Objective:
Find the line containing "Extract the structured" in the material below; copy that line and all following lines exactly.

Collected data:
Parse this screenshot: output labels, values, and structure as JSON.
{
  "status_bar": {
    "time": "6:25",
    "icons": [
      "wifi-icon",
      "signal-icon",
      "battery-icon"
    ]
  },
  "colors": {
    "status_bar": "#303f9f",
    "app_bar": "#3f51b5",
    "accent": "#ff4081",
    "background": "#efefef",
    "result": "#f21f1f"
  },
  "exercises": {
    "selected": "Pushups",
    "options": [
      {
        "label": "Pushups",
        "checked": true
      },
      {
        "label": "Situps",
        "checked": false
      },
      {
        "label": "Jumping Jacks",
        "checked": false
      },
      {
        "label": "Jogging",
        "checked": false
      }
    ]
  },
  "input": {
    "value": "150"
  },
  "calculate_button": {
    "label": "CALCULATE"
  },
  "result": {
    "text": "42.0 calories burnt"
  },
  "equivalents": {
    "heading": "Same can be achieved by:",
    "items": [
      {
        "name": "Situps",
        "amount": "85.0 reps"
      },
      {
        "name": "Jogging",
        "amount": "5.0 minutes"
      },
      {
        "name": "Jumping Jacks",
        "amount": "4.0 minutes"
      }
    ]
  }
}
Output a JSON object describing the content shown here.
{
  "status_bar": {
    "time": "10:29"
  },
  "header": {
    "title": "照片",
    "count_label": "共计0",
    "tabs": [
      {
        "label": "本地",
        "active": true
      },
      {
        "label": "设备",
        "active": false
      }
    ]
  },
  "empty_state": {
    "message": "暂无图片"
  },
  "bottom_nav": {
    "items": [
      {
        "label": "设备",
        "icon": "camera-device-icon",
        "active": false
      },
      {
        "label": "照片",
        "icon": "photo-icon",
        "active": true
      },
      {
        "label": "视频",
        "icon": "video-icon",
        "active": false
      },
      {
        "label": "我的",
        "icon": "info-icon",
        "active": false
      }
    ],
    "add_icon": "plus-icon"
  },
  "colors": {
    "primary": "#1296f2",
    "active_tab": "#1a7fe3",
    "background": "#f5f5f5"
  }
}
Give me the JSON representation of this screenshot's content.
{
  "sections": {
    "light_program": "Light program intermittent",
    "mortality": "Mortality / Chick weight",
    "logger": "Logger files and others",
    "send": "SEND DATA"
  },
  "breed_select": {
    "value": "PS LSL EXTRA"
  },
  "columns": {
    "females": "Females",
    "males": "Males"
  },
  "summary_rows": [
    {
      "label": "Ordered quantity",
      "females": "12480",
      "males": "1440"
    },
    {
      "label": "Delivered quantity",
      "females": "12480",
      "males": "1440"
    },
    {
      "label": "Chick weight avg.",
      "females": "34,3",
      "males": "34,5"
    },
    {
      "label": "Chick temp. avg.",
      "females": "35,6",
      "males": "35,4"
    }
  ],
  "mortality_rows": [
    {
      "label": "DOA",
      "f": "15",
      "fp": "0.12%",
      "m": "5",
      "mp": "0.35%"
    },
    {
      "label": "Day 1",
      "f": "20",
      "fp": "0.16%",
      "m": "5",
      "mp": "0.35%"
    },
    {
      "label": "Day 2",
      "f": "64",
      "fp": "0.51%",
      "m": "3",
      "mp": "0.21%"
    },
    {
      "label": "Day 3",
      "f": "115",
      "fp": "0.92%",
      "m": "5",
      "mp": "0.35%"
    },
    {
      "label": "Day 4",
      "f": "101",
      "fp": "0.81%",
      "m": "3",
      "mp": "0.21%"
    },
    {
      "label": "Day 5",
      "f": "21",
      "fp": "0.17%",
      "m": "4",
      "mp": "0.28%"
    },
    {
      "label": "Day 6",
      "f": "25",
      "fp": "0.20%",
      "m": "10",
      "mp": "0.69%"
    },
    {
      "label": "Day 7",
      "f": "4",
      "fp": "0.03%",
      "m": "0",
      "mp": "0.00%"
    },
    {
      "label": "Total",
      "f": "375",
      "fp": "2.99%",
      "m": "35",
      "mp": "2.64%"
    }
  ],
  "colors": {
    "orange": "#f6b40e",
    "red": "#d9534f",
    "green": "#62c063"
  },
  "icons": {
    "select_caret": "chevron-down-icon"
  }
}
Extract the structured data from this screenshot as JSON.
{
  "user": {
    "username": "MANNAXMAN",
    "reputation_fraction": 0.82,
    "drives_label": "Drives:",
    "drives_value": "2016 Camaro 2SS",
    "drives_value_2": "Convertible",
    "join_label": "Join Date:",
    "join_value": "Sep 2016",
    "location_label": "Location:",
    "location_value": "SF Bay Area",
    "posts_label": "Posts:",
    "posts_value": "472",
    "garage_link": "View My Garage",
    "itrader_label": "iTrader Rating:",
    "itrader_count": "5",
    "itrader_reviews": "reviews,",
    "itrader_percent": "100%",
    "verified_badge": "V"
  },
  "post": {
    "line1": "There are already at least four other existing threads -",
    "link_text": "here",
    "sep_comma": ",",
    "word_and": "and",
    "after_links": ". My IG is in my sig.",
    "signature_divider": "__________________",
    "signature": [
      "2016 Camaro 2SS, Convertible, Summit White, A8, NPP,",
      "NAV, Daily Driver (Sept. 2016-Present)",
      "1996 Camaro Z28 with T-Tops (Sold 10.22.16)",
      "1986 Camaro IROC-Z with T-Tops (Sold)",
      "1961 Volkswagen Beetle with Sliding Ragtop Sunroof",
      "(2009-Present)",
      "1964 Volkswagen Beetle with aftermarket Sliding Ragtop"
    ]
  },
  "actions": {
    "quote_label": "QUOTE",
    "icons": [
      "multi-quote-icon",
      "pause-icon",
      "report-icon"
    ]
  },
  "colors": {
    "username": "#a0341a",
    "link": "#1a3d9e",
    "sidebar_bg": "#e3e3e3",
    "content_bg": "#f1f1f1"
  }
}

Final result:
Extract the structured data from this screenshot as JSON.
{
  "user": {
    "username": "MANNAXMAN",
    "reputation_fraction": 0.82,
    "drives_label": "Drives:",
    "drives_value": "2016 Camaro 2SS",
    "drives_value_2": "Convertible",
    "join_label": "Join Date:",
    "join_value": "Sep 2016",
    "location_label": "Location:",
    "location_value": "SF Bay Area",
    "posts_label": "Posts:",
    "posts_value": "472",
    "garage_link": "View My Garage",
    "itrader_label": "iTrader Rating:",
    "itrader_count": "5",
    "itrader_reviews": "reviews,",
    "itrader_percent": "100%",
    "verified_badge": "V"
  },
  "post": {
    "line1": "There are already at least four other existing threads -",
    "link_text": "here",
    "sep_comma": ",",
    "word_and": "and",
    "after_links": ". My IG is in my sig.",
    "signature_divider": "__________________",
    "signature": [
      "2016 Camaro 2SS, Convertible, Summit White, A8, NPP,",
      "NAV, Daily Driver (Sept. 2016-Present)",
      "1996 Camaro Z28 with T-Tops (Sold 10.22.16)",
      "1986 Camaro IROC-Z with T-Tops (Sold)",
      "1961 Volkswagen Beetle with Sliding Ragtop Sunroof",
      "(2009-Present)",
      "1964 Volkswagen Beetle with aftermarket Sliding Ragtop"
    ]
  },
  "actions": {
    "quote_label": "QUOTE",
    "icons": [
      "multi-quote-icon",
      "pause-icon",
      "report-icon"
    ]
  },
  "colors": {
    "username": "#a0341a",
    "link": "#1a3d9e",
    "sidebar_bg": "#e3e3e3",
    "content_bg": "#f1f1f1"
  }
}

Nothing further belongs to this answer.